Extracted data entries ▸
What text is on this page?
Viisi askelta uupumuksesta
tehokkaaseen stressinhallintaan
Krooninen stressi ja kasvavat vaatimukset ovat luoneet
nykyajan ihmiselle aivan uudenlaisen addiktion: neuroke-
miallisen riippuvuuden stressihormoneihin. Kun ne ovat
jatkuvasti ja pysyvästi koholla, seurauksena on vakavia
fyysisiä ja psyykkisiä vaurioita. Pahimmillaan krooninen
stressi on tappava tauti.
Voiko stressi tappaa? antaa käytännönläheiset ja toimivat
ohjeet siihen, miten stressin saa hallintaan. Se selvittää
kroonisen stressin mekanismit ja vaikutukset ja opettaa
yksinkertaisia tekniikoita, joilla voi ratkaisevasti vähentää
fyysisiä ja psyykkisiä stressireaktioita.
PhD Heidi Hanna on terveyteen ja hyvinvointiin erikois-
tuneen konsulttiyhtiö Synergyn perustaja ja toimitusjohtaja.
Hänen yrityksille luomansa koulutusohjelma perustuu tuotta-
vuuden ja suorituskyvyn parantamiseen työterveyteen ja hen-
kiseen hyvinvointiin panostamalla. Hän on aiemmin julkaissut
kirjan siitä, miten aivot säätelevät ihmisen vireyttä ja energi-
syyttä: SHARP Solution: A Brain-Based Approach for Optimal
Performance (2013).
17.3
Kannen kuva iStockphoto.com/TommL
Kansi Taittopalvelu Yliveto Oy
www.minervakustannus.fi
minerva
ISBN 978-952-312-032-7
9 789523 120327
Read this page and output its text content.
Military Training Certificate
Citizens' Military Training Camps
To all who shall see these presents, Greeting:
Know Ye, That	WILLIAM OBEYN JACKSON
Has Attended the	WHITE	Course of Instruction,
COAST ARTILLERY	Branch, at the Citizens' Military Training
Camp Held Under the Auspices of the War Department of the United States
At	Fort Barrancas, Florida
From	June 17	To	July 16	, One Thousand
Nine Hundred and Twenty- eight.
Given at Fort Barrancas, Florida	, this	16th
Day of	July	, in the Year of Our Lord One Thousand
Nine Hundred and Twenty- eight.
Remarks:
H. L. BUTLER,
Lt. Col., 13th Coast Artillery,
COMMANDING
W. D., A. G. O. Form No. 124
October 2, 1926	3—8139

Required work ▸ Write down the number of lines where the word "miten" appears, and nothing further.

Solution to this exercise ▸ 2